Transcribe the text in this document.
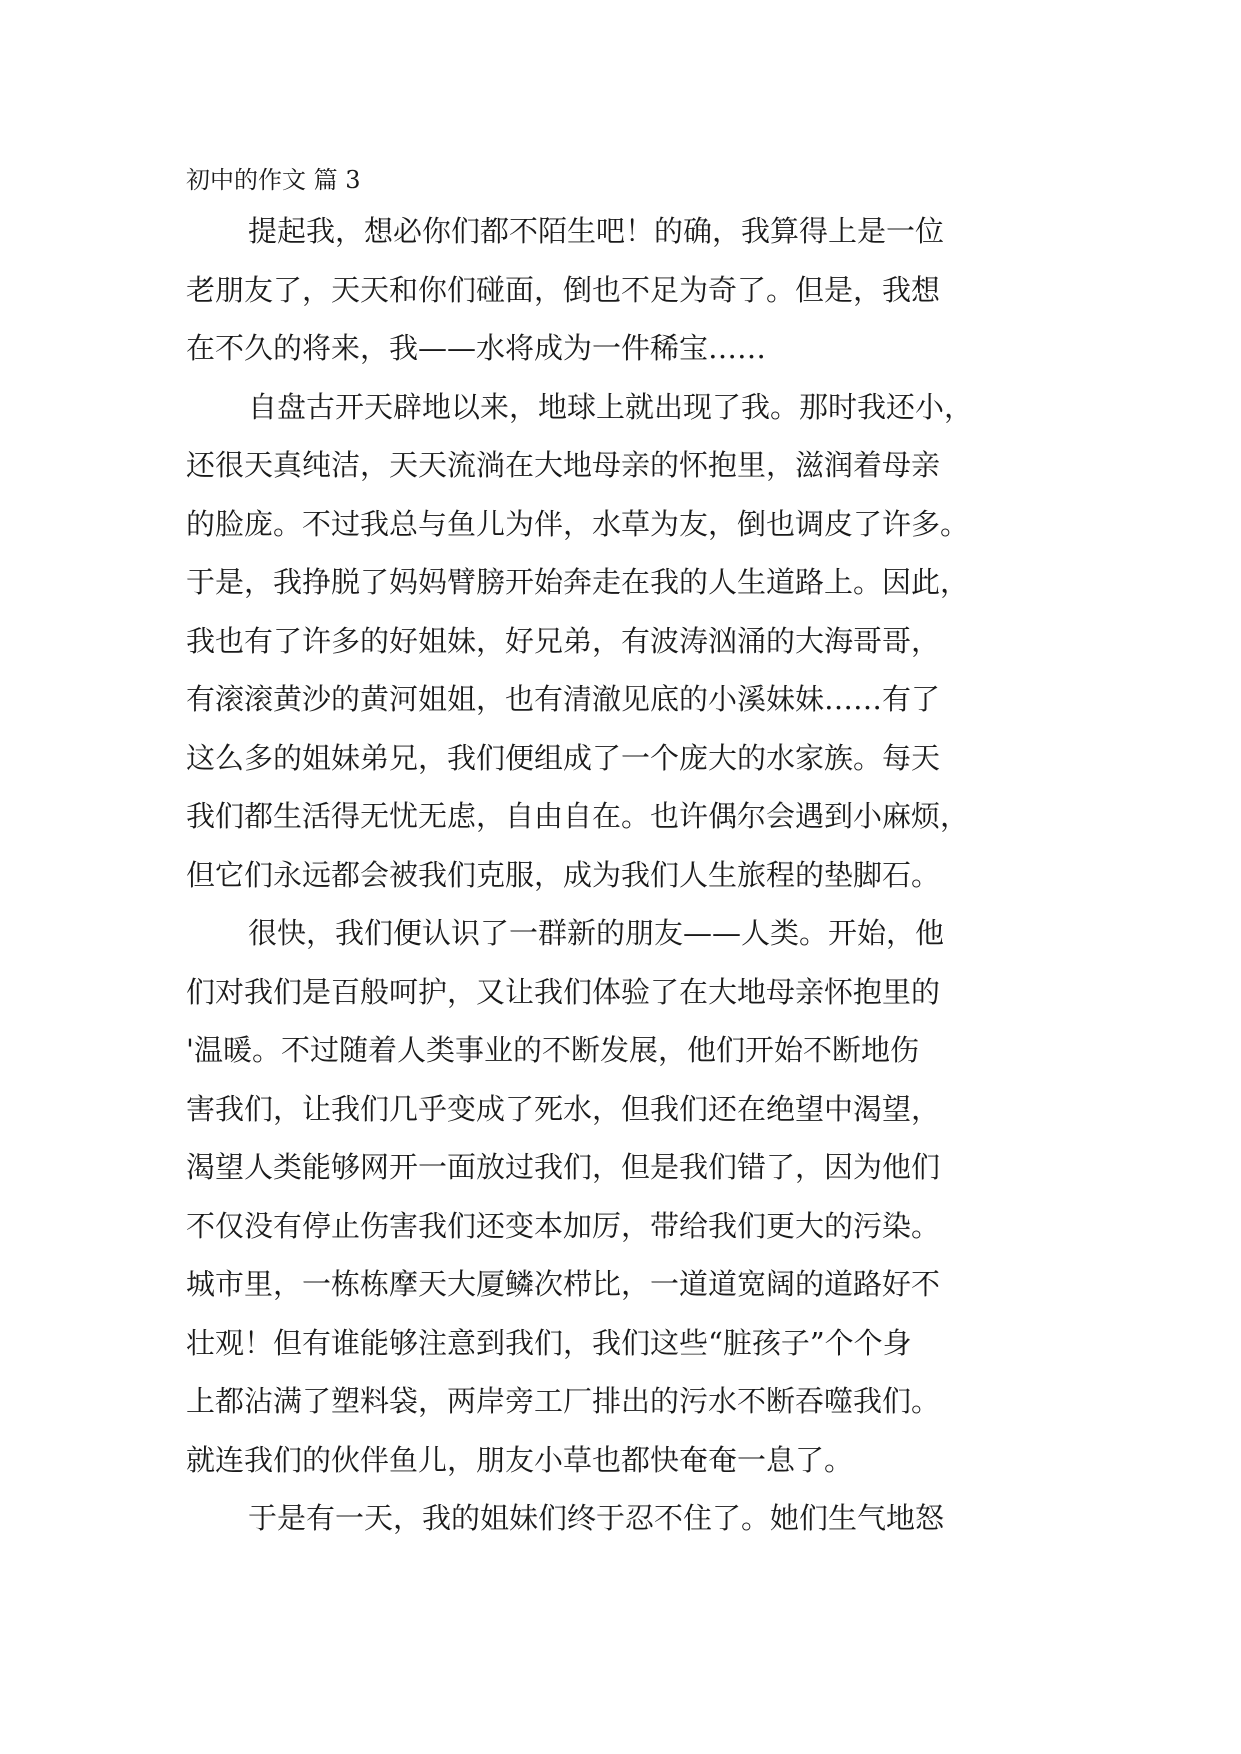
初中的作文 篇 3
提起我，想必你们都不陌生吧！的确，我算得上是一位
老朋友了，天天和你们碰面，倒也不足为奇了。但是，我想
在不久的将来，我——水将成为一件稀宝……
自盘古开天辟地以来，地球上就出现了我。那时我还小，
还很天真纯洁，天天流淌在大地母亲的怀抱里，滋润着母亲
的脸庞。不过我总与鱼儿为伴，水草为友，倒也调皮了许多。
于是，我挣脱了妈妈臂膀开始奔走在我的人生道路上。因此，
我也有了许多的好姐妹，好兄弟，有波涛汹涌的大海哥哥，
有滚滚黄沙的黄河姐姐，也有清澈见底的小溪妹妹……有了
这么多的姐妹弟兄，我们便组成了一个庞大的水家族。每天
我们都生活得无忧无虑，自由自在。也许偶尔会遇到小麻烦，
但它们永远都会被我们克服，成为我们人生旅程的垫脚石。
很快，我们便认识了一群新的朋友——人类。开始，他
们对我们是百般呵护，又让我们体验了在大地母亲怀抱里的
'温暖。不过随着人类事业的不断发展，他们开始不断地伤
害我们，让我们几乎变成了死水，但我们还在绝望中渴望，
渴望人类能够网开一面放过我们，但是我们错了，因为他们
不仅没有停止伤害我们还变本加厉，带给我们更大的污染。
城市里，一栋栋摩天大厦鳞次栉比，一道道宽阔的道路好不
壮观！但有谁能够注意到我们，我们这些“脏孩子”个个身
上都沾满了塑料袋，两岸旁工厂排出的污水不断吞噬我们。
就连我们的伙伴鱼儿，朋友小草也都快奄奄一息了。
于是有一天，我的姐妹们终于忍不住了。她们生气地怒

**Required task:**
Write out the whole listing again, exactly, with no pictures.

**Result of this task:**
Transcribe the text in this document.
初中的作文 篇 3
提起我，想必你们都不陌生吧！的确，我算得上是一位
老朋友了，天天和你们碰面，倒也不足为奇了。但是，我想
在不久的将来，我——水将成为一件稀宝……
自盘古开天辟地以来，地球上就出现了我。那时我还小，
还很天真纯洁，天天流淌在大地母亲的怀抱里，滋润着母亲
的脸庞。不过我总与鱼儿为伴，水草为友，倒也调皮了许多。
于是，我挣脱了妈妈臂膀开始奔走在我的人生道路上。因此，
我也有了许多的好姐妹，好兄弟，有波涛汹涌的大海哥哥，
有滚滚黄沙的黄河姐姐，也有清澈见底的小溪妹妹……有了
这么多的姐妹弟兄，我们便组成了一个庞大的水家族。每天
我们都生活得无忧无虑，自由自在。也许偶尔会遇到小麻烦，
但它们永远都会被我们克服，成为我们人生旅程的垫脚石。
很快，我们便认识了一群新的朋友——人类。开始，他
们对我们是百般呵护，又让我们体验了在大地母亲怀抱里的
'温暖。不过随着人类事业的不断发展，他们开始不断地伤
害我们，让我们几乎变成了死水，但我们还在绝望中渴望，
渴望人类能够网开一面放过我们，但是我们错了，因为他们
不仅没有停止伤害我们还变本加厉，带给我们更大的污染。
城市里，一栋栋摩天大厦鳞次栉比，一道道宽阔的道路好不
壮观！但有谁能够注意到我们，我们这些“脏孩子”个个身
上都沾满了塑料袋，两岸旁工厂排出的污水不断吞噬我们。
就连我们的伙伴鱼儿，朋友小草也都快奄奄一息了。
于是有一天，我的姐妹们终于忍不住了。她们生气地怒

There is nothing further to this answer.